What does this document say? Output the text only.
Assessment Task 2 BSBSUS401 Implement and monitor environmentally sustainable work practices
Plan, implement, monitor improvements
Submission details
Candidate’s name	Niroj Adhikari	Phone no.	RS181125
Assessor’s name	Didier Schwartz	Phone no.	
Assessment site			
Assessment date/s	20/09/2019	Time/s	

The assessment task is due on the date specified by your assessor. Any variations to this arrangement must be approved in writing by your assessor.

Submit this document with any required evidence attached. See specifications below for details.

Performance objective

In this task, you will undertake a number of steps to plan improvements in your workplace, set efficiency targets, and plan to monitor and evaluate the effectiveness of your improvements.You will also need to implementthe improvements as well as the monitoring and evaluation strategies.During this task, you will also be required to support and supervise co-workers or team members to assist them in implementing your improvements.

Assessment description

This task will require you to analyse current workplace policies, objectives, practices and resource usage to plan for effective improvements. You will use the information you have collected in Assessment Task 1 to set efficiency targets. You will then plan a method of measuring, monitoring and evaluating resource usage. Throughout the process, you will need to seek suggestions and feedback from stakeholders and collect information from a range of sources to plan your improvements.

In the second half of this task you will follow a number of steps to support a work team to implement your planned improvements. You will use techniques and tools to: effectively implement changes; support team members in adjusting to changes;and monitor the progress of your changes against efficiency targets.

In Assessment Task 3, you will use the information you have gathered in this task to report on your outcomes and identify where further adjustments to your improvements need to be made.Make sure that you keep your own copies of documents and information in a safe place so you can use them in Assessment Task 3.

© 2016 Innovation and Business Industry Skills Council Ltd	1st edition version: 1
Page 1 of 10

┄┄┄┄┄┄┄┄┄┄┄┄┄┄┄┄┄┄┄┄

*Short exercise:*
Write the whole listing out again. Keep every line exactly as it is.

*Solution to this exercise:*
What does this document say? Output the text only.
Assessment Task 2 BSBSUS401 Implement and monitor environmentally sustainable work practices
Plan, implement, monitor improvements
Submission details
Candidate’s name	Niroj Adhikari	Phone no.	RS181125
Assessor’s name	Didier Schwartz	Phone no.	
Assessment site			
Assessment date/s	20/09/2019	Time/s	

The assessment task is due on the date specified by your assessor. Any variations to this arrangement must be approved in writing by your assessor.

Submit this document with any required evidence attached. See specifications below for details.

Performance objective

In this task, you will undertake a number of steps to plan improvements in your workplace, set efficiency targets, and plan to monitor and evaluate the effectiveness of your improvements.You will also need to implementthe improvements as well as the monitoring and evaluation strategies.During this task, you will also be required to support and supervise co-workers or team members to assist them in implementing your improvements.

Assessment description

This task will require you to analyse current workplace policies, objectives, practices and resource usage to plan for effective improvements. You will use the information you have collected in Assessment Task 1 to set efficiency targets. You will then plan a method of measuring, monitoring and evaluating resource usage. Throughout the process, you will need to seek suggestions and feedback from stakeholders and collect information from a range of sources to plan your improvements.

In the second half of this task you will follow a number of steps to support a work team to implement your planned improvements. You will use techniques and tools to: effectively implement changes; support team members in adjusting to changes;and monitor the progress of your changes against efficiency targets.

In Assessment Task 3, you will use the information you have gathered in this task to report on your outcomes and identify where further adjustments to your improvements need to be made.Make sure that you keep your own copies of documents and information in a safe place so you can use them in Assessment Task 3.

© 2016 Innovation and Business Industry Skills Council Ltd	1st edition version: 1
Page 1 of 10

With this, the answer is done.